Aim: Say how many lines of these entries include the word "LoveFunchdl", and answer with the number alone.
##### Recorded information
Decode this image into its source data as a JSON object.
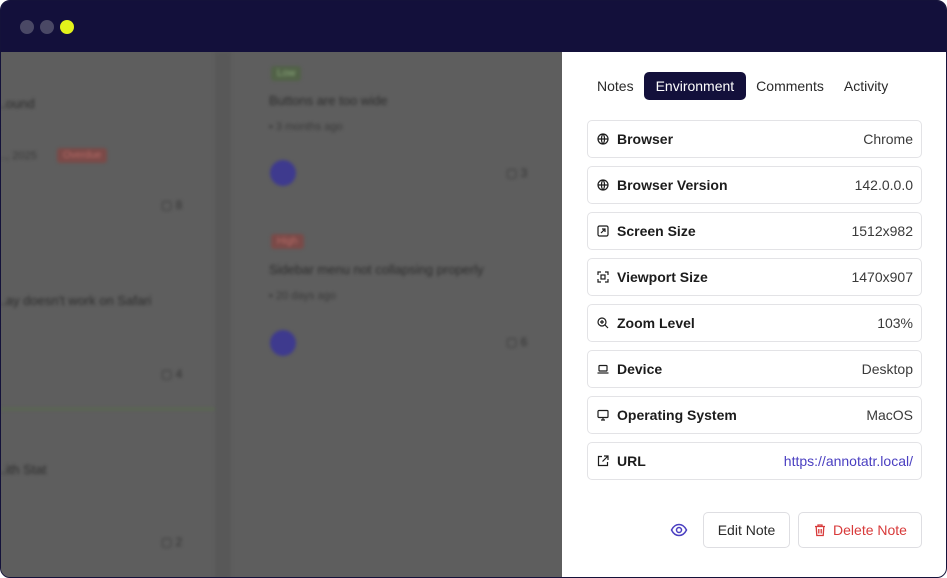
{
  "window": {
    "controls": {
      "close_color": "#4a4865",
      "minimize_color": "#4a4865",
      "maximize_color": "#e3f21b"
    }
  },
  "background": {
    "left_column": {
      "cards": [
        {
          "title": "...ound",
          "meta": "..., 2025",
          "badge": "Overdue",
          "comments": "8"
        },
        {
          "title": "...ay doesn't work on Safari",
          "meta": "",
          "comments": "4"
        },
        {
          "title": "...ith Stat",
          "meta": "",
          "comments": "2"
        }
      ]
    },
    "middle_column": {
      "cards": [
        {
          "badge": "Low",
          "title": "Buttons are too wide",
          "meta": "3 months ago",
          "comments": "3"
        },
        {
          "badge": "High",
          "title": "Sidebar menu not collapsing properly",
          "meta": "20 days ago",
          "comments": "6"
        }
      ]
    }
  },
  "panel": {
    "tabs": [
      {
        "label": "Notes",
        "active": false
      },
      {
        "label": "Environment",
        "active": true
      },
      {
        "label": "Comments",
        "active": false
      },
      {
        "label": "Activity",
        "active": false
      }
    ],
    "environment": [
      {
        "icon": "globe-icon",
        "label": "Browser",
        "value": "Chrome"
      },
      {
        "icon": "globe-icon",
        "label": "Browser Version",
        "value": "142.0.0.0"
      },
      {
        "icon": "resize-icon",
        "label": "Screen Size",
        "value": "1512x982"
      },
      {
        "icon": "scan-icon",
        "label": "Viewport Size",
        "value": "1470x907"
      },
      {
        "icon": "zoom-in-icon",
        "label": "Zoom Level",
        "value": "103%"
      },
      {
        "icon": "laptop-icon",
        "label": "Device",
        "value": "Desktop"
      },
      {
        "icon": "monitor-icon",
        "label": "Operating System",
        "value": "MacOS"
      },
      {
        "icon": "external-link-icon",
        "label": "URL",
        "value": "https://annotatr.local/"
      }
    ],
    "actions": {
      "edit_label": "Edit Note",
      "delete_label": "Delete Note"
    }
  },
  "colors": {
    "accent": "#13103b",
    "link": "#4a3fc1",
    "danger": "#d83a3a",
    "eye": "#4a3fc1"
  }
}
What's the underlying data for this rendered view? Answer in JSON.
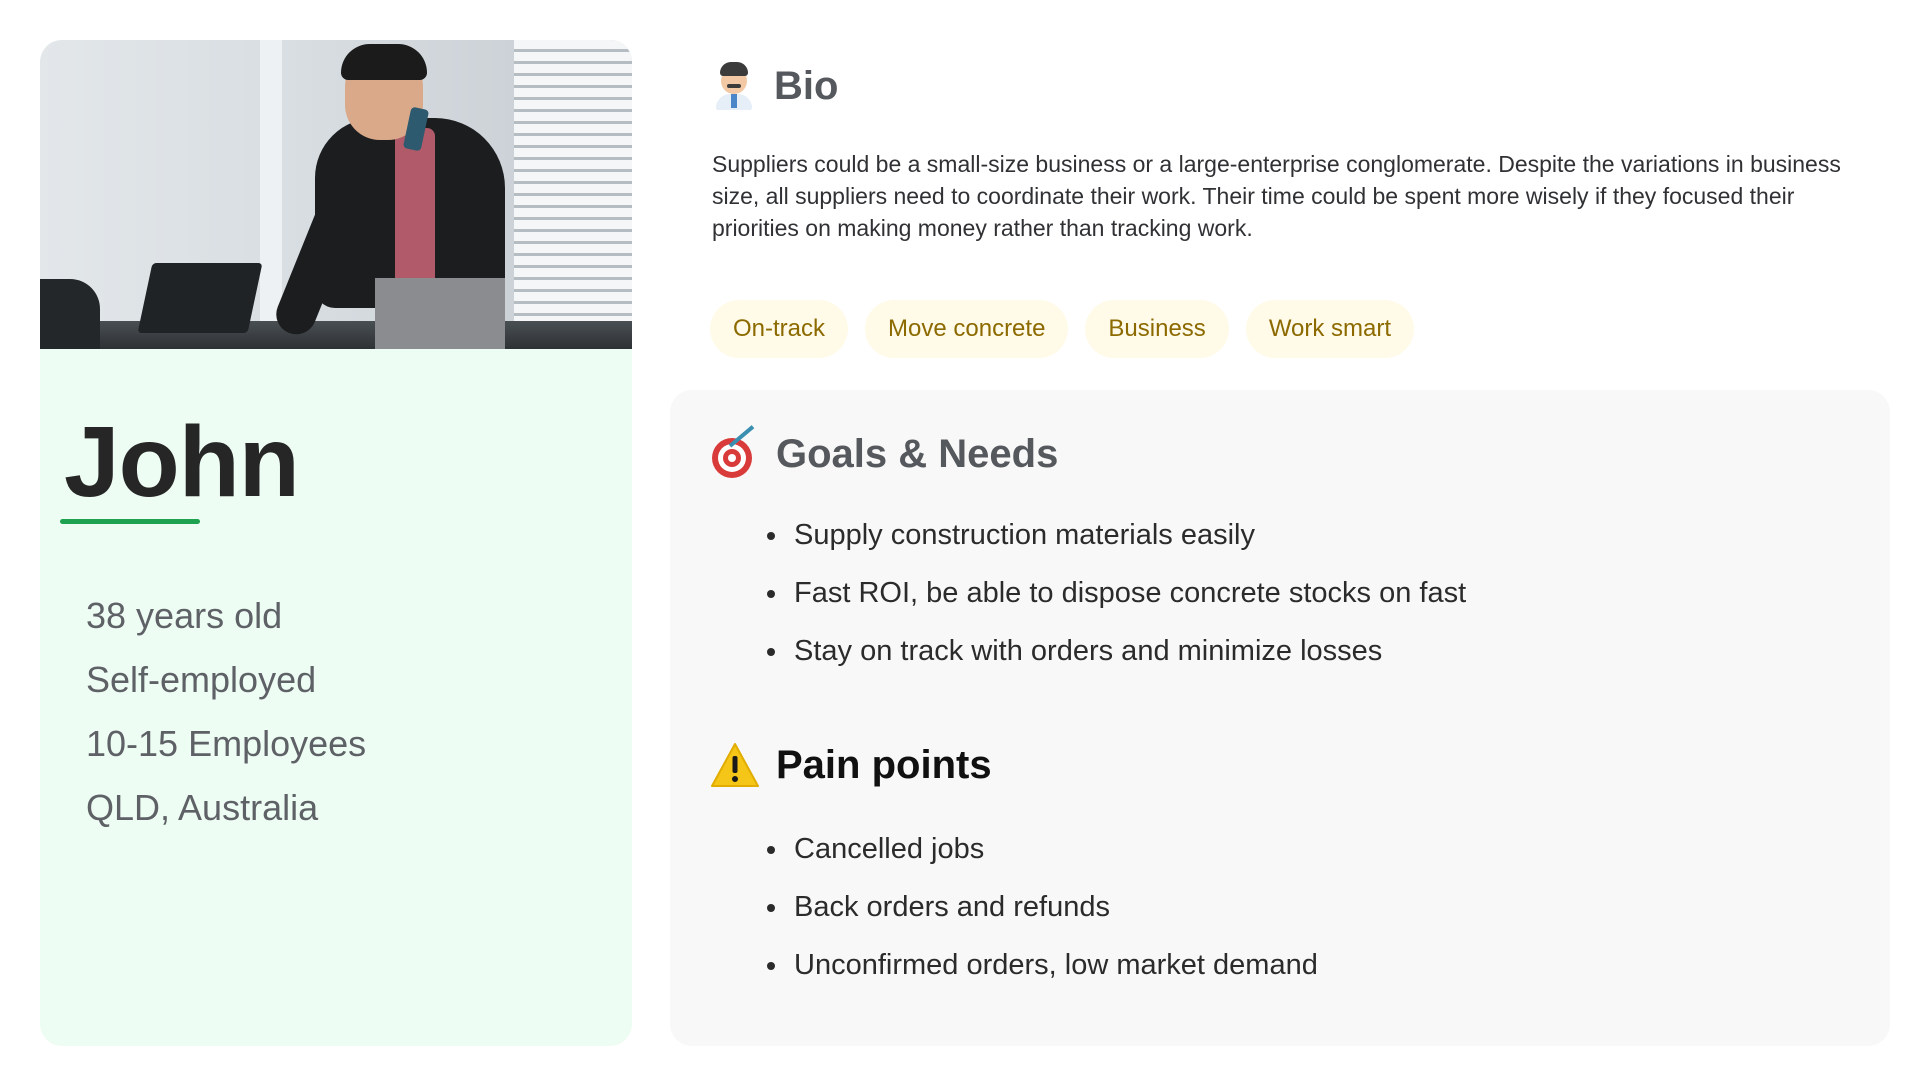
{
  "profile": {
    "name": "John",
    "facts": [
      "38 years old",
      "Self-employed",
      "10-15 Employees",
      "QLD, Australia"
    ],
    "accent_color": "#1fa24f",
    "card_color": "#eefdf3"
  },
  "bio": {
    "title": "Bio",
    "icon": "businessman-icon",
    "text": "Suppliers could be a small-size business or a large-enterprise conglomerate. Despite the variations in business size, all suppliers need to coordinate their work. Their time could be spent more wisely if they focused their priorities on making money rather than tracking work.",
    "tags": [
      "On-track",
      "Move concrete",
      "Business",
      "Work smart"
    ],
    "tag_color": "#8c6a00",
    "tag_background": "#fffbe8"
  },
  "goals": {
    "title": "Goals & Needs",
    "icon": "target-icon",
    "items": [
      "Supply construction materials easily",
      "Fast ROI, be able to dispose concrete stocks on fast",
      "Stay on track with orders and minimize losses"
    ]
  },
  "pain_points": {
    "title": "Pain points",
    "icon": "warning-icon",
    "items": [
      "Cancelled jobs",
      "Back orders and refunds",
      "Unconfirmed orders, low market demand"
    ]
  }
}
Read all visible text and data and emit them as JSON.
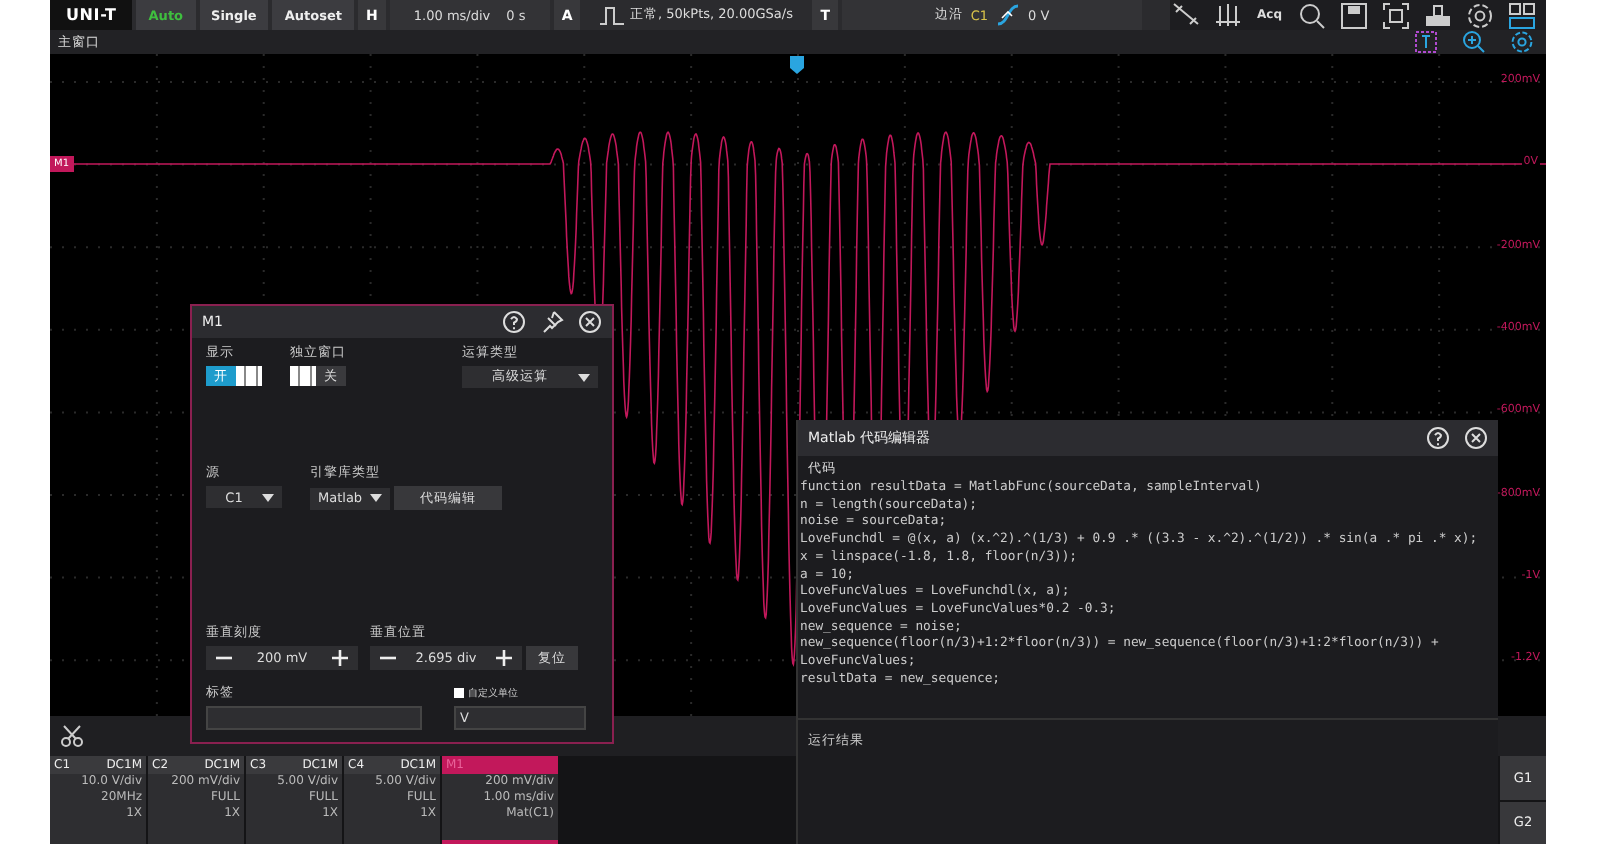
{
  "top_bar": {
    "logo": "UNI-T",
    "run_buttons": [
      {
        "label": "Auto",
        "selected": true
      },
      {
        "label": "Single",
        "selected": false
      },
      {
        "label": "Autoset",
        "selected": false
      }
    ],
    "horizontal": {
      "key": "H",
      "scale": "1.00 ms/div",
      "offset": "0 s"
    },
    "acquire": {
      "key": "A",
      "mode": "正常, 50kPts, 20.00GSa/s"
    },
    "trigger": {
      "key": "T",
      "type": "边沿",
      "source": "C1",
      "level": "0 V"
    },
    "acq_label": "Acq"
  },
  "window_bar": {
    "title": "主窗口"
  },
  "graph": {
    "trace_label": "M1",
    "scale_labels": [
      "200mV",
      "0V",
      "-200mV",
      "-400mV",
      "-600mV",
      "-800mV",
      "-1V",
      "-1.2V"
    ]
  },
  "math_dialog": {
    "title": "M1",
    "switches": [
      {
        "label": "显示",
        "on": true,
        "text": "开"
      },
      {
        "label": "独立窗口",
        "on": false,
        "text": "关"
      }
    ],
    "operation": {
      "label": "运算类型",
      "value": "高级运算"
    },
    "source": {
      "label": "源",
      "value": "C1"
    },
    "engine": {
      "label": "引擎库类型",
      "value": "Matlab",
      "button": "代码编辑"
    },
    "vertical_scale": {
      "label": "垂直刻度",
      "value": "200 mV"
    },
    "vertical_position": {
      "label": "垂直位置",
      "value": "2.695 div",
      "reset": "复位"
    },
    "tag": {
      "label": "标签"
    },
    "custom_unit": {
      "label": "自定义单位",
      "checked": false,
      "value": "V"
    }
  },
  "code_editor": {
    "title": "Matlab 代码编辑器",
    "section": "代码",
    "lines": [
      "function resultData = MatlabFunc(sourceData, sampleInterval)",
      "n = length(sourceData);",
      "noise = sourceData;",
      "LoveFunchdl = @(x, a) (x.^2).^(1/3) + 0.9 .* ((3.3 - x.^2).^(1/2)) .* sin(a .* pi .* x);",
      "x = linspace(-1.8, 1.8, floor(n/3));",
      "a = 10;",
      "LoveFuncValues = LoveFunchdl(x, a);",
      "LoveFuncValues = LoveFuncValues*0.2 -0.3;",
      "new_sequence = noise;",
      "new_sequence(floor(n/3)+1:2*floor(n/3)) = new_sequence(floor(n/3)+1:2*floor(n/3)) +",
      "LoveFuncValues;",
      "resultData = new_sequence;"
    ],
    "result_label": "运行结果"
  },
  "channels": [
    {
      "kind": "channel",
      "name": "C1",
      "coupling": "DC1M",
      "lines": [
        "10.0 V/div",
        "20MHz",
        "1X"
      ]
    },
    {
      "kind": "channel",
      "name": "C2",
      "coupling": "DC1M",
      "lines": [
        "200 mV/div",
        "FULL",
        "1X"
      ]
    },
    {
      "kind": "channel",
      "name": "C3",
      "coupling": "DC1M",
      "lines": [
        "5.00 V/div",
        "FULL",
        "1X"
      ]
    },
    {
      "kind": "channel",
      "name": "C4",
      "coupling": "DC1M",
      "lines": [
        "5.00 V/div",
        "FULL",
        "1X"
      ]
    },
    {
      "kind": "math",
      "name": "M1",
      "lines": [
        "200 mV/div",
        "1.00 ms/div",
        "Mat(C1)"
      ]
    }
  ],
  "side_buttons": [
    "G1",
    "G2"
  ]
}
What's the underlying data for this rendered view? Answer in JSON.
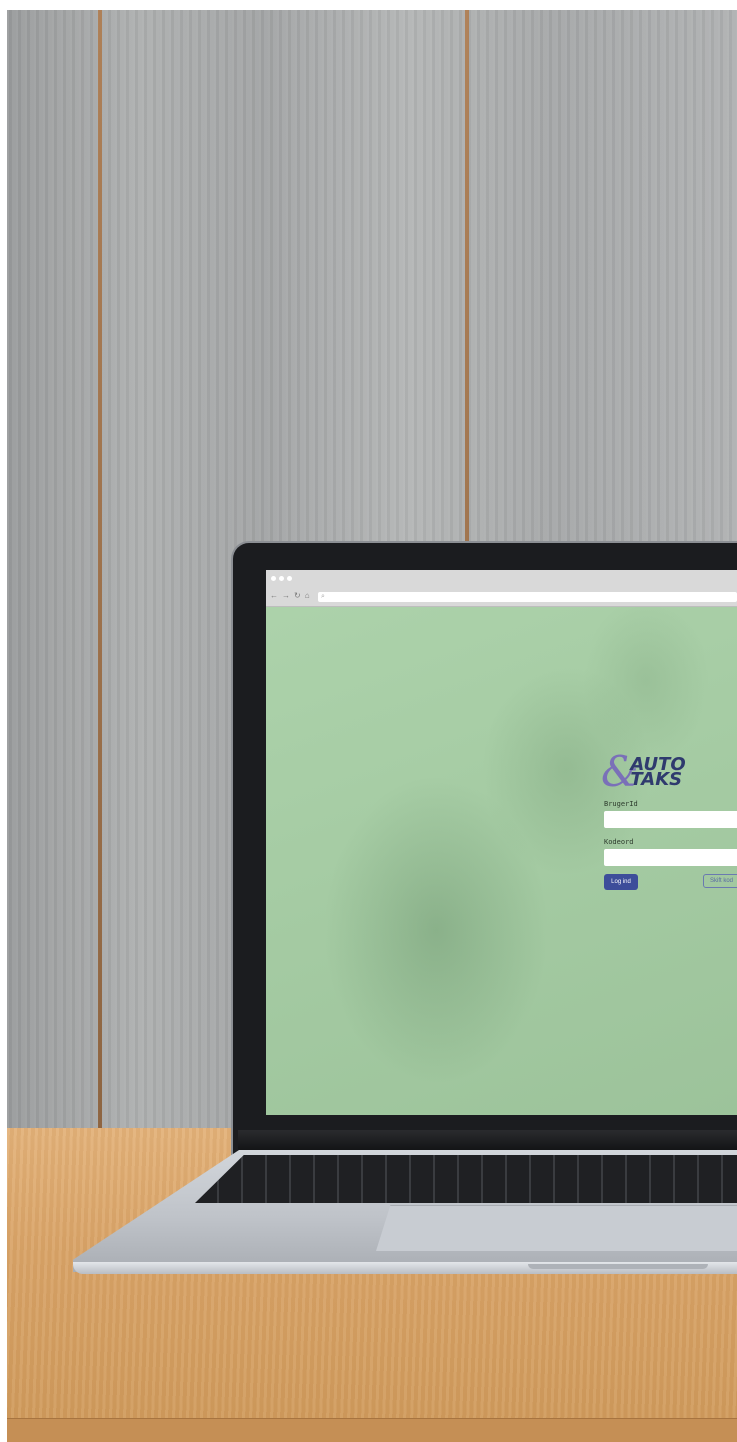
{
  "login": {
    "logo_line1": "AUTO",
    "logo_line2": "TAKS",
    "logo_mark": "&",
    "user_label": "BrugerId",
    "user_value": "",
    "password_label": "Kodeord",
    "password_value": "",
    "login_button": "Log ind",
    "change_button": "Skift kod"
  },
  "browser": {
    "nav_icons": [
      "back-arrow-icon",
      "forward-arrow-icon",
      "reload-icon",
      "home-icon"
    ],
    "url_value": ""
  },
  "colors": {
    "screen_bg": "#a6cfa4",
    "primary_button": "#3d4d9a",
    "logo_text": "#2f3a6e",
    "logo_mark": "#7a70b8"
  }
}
##########
Response to the exercise: 2